YOUR GOAL: Only the number is wanted: count the lines that include the word "text".

PROVIDED ENTRIES:
# # # #

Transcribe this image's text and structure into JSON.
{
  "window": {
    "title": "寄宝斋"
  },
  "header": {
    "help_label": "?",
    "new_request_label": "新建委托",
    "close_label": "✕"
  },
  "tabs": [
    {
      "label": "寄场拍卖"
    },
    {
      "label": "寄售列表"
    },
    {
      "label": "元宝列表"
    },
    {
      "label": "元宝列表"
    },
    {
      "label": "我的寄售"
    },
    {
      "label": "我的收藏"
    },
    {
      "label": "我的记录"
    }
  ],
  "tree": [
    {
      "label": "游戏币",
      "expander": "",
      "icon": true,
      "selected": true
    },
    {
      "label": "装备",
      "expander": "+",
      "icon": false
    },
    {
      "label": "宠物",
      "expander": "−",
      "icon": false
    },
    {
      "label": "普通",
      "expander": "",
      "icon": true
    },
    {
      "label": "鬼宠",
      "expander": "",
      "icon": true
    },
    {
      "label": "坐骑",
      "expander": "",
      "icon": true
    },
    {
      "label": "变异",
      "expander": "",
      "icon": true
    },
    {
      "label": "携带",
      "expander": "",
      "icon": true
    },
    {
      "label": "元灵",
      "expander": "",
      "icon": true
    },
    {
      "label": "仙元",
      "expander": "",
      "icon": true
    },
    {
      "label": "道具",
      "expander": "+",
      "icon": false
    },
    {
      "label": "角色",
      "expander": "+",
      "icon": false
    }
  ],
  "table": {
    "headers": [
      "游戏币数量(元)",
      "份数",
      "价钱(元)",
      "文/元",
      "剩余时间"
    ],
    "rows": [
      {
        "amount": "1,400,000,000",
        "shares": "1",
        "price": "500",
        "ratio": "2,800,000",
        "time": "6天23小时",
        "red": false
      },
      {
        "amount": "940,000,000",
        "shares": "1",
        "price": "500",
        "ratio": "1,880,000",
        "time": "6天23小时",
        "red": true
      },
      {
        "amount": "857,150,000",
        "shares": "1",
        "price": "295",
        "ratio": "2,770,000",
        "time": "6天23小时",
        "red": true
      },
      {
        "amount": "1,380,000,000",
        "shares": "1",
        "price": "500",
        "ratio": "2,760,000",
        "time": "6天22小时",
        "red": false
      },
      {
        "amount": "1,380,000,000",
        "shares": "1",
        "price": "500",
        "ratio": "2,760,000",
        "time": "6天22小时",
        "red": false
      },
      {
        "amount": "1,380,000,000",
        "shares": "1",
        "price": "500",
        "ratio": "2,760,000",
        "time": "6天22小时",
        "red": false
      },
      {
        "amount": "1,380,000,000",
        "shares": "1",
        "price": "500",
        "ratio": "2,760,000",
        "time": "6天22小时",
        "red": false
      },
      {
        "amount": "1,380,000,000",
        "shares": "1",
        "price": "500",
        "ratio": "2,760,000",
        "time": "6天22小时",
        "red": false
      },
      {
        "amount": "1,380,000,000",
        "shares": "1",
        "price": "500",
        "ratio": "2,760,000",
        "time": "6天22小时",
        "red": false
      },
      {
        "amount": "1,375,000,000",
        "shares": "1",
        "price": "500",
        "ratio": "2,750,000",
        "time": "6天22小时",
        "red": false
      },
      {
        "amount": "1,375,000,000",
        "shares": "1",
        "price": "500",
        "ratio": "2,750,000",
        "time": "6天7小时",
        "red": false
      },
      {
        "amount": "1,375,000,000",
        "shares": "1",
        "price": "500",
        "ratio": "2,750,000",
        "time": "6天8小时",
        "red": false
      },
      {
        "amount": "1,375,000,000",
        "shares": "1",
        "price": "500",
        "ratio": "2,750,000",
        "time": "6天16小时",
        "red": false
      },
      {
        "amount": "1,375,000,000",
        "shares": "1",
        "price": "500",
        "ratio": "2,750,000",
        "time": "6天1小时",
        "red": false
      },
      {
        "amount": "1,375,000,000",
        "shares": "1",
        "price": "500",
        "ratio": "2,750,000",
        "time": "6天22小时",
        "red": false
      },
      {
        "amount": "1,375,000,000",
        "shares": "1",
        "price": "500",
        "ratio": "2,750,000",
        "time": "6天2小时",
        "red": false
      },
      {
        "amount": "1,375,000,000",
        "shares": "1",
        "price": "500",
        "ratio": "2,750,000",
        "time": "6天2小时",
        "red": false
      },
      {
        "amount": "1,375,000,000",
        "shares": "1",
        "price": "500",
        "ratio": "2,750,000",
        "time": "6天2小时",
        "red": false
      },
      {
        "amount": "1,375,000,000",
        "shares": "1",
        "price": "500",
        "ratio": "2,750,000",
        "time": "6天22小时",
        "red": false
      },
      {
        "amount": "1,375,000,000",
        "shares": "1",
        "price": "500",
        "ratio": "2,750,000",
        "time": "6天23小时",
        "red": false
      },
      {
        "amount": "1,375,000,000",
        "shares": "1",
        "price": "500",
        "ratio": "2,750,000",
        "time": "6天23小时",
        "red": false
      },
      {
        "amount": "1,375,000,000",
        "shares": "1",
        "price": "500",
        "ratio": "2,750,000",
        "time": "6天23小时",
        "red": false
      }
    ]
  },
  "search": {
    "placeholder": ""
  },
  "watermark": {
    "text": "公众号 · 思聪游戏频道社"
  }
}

# # # #

CORRECT ANSWER: 2